Data for this task –
»»
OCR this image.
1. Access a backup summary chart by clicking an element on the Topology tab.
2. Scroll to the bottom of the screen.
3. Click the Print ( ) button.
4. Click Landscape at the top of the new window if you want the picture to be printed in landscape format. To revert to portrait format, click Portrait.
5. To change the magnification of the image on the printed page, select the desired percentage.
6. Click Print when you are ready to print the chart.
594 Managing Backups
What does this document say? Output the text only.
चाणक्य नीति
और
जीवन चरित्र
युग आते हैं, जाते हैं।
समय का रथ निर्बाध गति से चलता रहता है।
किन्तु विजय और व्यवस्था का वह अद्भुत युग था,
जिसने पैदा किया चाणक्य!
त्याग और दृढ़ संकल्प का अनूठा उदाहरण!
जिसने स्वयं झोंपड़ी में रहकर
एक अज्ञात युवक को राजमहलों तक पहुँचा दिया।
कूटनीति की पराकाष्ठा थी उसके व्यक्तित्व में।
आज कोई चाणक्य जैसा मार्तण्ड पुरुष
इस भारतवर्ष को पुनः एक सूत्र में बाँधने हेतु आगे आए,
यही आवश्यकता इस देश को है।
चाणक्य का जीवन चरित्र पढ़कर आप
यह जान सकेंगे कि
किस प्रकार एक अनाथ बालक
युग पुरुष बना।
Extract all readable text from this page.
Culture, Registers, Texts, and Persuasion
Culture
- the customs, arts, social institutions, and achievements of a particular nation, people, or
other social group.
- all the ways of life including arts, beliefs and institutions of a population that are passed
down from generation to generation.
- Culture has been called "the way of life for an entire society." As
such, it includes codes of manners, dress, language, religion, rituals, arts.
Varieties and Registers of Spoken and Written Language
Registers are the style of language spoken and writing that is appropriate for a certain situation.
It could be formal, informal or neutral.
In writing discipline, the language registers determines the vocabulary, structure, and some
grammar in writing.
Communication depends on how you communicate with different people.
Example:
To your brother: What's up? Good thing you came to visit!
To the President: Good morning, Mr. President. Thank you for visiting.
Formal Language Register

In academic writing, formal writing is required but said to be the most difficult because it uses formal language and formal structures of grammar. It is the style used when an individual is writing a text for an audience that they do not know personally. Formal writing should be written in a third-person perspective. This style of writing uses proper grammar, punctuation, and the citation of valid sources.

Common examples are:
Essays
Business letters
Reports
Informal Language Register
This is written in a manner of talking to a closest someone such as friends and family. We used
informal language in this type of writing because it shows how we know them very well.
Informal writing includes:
««
Go through the entries above and pull out each line with "know" in it.

In academic writing, formal writing is required but said to be the most difficult because it uses formal language and formal structures of grammar. It is the style used when an individual is writing a text for an audience that they do not know personally. Formal writing should be written in a third-person perspective. This style of writing uses proper grammar, punctuation, and the citation of valid sources.
informal language in this type of writing because it shows how we know them very well.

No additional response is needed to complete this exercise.